▶ _Task_
Count lines holding the word "rehabilitační". Only the number is wanted.

▶ _Records for this task_
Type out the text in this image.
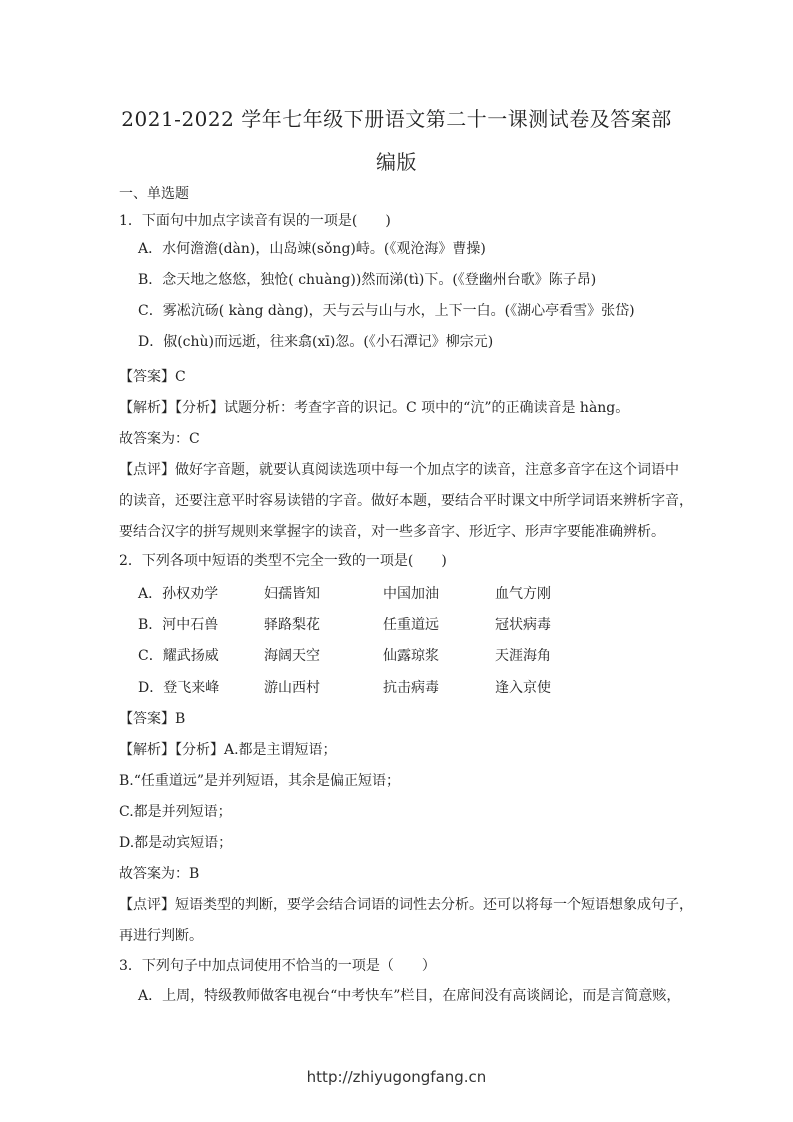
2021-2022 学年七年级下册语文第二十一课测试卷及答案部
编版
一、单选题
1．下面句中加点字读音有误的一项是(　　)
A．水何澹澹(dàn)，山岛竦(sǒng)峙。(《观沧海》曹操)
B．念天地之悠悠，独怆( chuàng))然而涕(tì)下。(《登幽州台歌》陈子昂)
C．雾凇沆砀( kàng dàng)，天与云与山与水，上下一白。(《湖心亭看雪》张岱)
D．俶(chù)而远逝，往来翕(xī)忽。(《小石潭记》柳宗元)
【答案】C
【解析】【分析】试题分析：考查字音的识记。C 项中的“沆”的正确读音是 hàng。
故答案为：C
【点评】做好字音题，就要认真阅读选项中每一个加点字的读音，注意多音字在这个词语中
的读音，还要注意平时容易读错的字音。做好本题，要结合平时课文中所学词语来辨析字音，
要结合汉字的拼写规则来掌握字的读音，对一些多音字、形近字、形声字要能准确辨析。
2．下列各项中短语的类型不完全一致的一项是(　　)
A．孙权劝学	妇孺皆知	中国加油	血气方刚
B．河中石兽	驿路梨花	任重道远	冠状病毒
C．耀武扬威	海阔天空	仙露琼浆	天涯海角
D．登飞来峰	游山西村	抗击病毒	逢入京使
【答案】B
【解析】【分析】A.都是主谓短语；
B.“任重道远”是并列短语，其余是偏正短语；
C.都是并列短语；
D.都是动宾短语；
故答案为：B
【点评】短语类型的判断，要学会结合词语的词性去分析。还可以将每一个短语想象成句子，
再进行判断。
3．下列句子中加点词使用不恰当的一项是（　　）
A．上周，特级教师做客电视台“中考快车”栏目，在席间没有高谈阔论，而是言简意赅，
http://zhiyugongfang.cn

==

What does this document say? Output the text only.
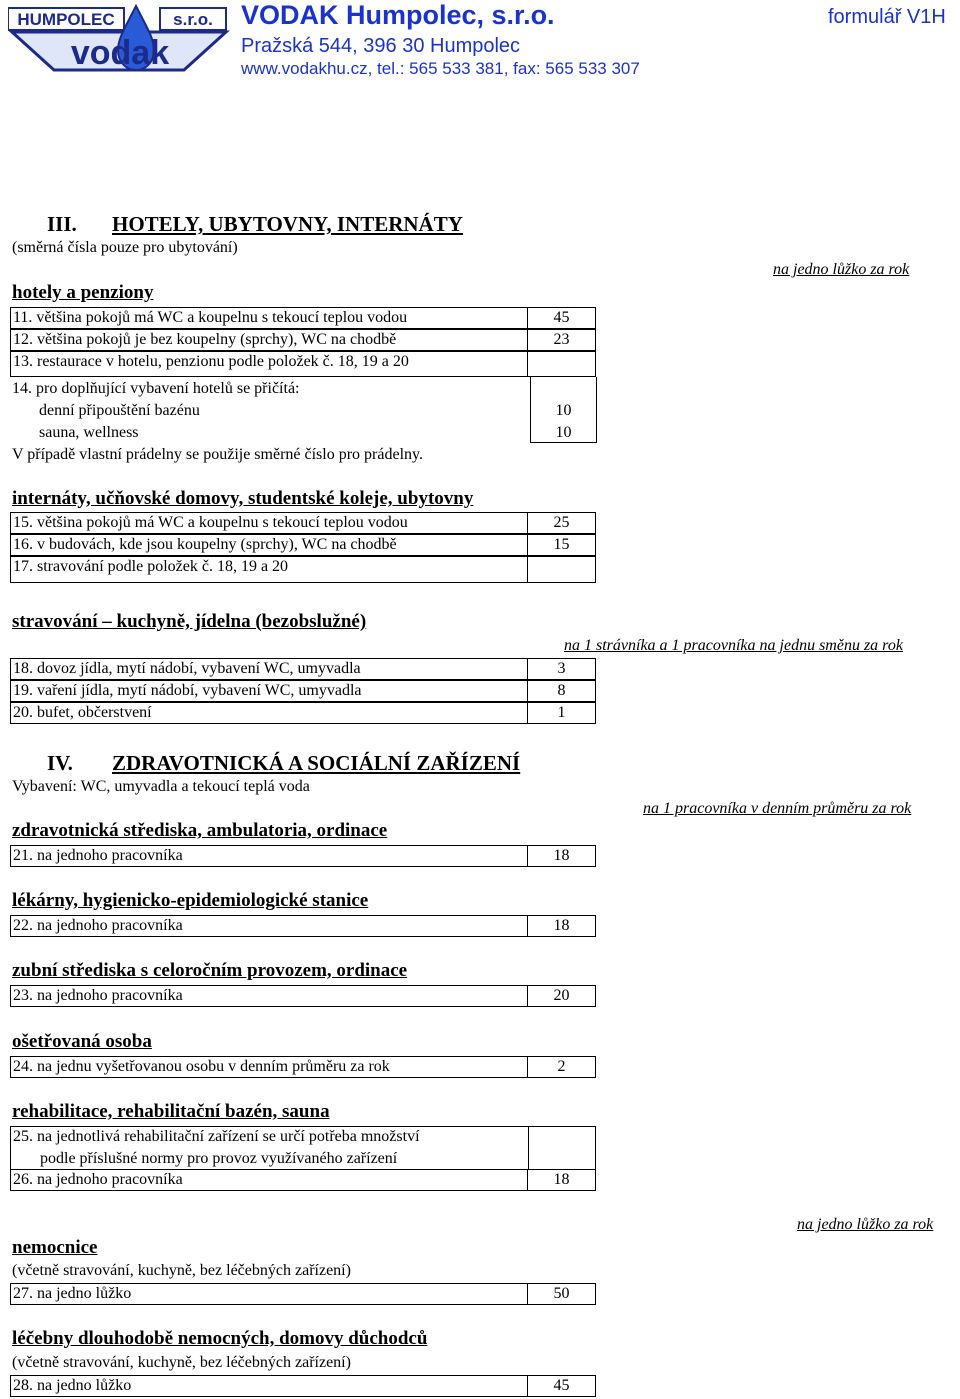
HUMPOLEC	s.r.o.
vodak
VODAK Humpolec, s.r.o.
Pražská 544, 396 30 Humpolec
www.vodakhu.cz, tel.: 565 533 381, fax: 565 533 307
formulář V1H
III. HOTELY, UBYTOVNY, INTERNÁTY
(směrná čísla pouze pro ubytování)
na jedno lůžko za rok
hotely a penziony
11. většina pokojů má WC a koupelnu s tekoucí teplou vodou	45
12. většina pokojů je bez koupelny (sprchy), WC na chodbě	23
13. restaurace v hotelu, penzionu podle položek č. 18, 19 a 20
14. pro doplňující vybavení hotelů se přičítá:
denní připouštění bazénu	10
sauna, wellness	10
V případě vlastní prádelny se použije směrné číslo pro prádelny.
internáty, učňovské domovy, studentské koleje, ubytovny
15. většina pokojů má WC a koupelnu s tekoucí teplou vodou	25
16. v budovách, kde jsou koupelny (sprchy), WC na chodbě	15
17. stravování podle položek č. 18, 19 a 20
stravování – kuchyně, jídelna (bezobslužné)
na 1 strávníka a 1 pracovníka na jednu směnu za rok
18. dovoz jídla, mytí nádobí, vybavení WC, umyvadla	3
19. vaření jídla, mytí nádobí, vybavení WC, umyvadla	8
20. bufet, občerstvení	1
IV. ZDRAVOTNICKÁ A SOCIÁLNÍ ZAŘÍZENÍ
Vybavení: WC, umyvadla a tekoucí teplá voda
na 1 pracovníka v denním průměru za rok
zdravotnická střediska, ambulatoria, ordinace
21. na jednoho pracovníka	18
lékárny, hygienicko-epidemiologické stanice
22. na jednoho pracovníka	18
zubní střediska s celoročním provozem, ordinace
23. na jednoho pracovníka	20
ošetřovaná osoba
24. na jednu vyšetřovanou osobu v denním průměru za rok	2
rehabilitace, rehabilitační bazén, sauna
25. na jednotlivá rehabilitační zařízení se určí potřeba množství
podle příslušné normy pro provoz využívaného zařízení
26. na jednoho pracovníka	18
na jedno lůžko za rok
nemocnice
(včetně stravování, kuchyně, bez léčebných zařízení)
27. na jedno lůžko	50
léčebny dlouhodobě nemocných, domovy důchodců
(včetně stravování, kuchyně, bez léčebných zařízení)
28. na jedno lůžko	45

▶ _Exercise output_
2